* Start RECORDS SUPPLIED *
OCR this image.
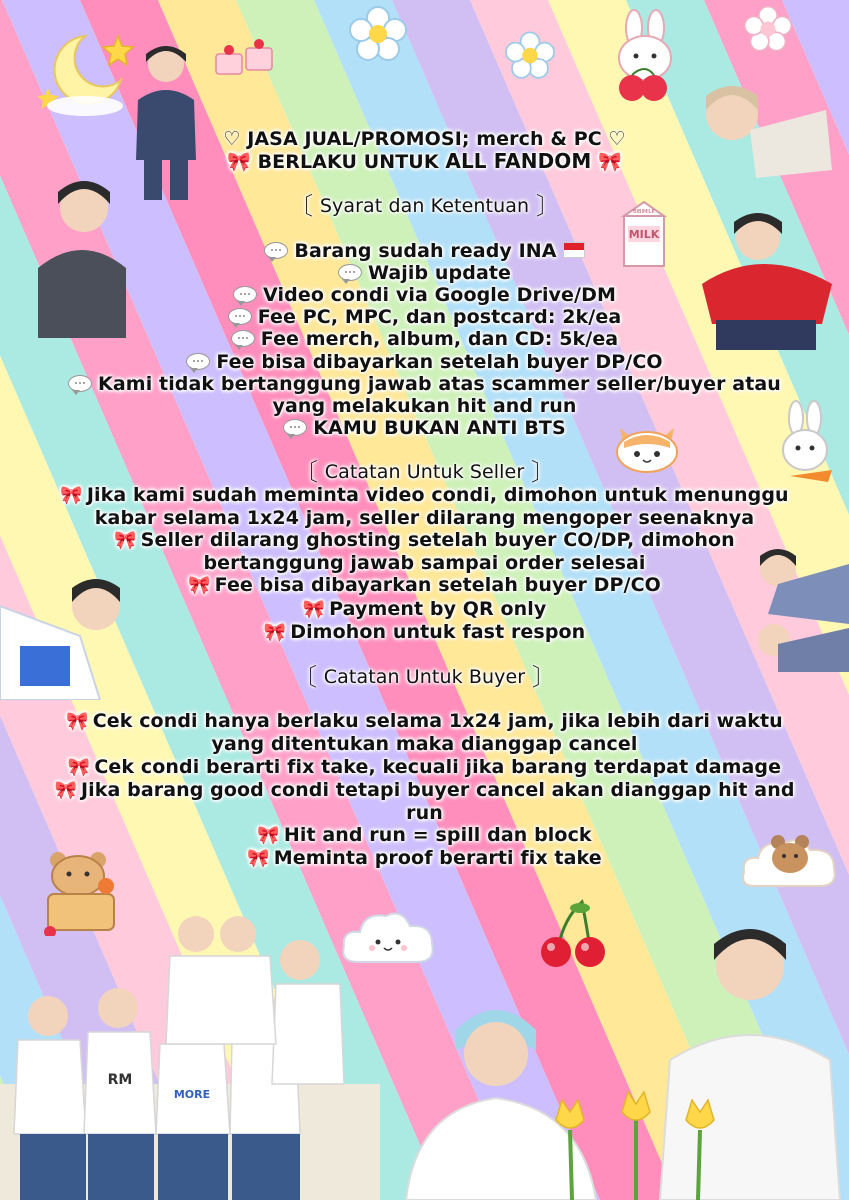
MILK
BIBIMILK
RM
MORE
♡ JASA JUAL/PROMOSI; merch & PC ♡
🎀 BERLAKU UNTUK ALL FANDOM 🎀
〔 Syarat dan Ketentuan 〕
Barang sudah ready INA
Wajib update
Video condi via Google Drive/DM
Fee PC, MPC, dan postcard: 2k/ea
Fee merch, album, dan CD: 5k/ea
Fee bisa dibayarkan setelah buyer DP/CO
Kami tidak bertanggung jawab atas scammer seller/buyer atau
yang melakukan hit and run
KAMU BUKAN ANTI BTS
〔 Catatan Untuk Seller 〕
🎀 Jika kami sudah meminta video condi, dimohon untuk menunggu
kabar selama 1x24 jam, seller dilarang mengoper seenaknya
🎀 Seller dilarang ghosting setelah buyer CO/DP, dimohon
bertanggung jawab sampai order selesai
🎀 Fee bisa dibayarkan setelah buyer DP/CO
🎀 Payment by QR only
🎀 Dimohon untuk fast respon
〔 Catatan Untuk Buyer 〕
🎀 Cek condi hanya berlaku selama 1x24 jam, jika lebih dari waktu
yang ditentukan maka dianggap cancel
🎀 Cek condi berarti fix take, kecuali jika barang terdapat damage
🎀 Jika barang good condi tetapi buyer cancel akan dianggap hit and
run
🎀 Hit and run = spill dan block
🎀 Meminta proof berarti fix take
* End RECORDS SUPPLIED *
- [WRITTEN INSTRUCTION]
Output all the records, word for word, with no pictures in the copy.

- [WORKED ANSWER]
OCR this image.
MILK
BIBIMILK
RM
MORE
♡ JASA JUAL/PROMOSI; merch & PC ♡
🎀 BERLAKU UNTUK ALL FANDOM 🎀
〔 Syarat dan Ketentuan 〕
Barang sudah ready INA
Wajib update
Video condi via Google Drive/DM
Fee PC, MPC, dan postcard: 2k/ea
Fee merch, album, dan CD: 5k/ea
Fee bisa dibayarkan setelah buyer DP/CO
Kami tidak bertanggung jawab atas scammer seller/buyer atau
yang melakukan hit and run
KAMU BUKAN ANTI BTS
〔 Catatan Untuk Seller 〕
🎀 Jika kami sudah meminta video condi, dimohon untuk menunggu
kabar selama 1x24 jam, seller dilarang mengoper seenaknya
🎀 Seller dilarang ghosting setelah buyer CO/DP, dimohon
bertanggung jawab sampai order selesai
🎀 Fee bisa dibayarkan setelah buyer DP/CO
🎀 Payment by QR only
🎀 Dimohon untuk fast respon
〔 Catatan Untuk Buyer 〕
🎀 Cek condi hanya berlaku selama 1x24 jam, jika lebih dari waktu
yang ditentukan maka dianggap cancel
🎀 Cek condi berarti fix take, kecuali jika barang terdapat damage
🎀 Jika barang good condi tetapi buyer cancel akan dianggap hit and
run
🎀 Hit and run = spill dan block
🎀 Meminta proof berarti fix take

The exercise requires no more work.